§ **Exercise brief**: The exercise asks you to copy every line below in which "želiš" appears.

********

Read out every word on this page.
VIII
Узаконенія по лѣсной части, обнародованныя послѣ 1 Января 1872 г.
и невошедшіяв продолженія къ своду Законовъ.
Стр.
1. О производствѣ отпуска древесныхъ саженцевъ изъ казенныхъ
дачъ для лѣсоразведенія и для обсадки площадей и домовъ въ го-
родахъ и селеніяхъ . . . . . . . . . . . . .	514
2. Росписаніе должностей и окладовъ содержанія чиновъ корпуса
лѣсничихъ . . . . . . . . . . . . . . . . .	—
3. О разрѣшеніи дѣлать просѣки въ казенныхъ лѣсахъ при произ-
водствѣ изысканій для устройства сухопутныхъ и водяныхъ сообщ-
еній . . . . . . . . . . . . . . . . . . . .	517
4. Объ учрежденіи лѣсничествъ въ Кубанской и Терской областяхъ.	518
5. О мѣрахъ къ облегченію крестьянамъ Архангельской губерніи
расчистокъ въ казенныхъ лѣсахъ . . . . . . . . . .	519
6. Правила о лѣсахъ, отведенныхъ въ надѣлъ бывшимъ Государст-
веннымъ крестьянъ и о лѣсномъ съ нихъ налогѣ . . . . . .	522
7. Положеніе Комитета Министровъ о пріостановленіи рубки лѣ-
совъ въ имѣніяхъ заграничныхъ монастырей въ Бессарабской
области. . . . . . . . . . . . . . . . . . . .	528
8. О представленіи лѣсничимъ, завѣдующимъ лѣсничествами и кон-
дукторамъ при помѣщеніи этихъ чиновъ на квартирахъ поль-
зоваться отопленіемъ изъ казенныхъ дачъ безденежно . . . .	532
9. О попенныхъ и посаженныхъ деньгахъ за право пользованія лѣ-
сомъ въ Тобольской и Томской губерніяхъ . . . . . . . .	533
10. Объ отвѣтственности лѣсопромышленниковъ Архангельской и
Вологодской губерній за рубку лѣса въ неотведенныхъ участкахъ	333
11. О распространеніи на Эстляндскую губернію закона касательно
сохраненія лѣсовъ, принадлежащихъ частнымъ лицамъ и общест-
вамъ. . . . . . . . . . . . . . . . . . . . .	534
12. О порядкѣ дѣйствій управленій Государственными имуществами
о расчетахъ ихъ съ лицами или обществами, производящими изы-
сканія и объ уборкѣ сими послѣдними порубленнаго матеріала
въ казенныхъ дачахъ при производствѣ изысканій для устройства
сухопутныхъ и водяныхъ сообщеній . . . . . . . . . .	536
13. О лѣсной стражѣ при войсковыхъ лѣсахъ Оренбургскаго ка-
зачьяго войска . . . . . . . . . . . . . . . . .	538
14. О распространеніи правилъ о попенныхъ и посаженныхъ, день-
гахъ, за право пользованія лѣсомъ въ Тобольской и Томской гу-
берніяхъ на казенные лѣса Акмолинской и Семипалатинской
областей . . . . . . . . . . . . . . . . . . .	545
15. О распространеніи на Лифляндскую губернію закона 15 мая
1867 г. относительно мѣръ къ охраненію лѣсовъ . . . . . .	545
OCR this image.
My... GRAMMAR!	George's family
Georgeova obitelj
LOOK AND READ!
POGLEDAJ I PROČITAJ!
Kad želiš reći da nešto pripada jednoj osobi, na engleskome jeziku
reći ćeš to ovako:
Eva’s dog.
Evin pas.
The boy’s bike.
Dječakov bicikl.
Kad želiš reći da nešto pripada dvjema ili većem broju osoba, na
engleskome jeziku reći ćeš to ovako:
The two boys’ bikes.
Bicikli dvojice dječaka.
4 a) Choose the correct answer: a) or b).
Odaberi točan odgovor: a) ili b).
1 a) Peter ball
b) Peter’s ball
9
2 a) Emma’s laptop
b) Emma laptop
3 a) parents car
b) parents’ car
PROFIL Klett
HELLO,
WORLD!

********

§ **Finished exercise**:
Kad želiš reći da nešto pripada jednoj osobi, na engleskome jeziku
Kad želiš reći da nešto pripada dvjema ili većem broju osoba, na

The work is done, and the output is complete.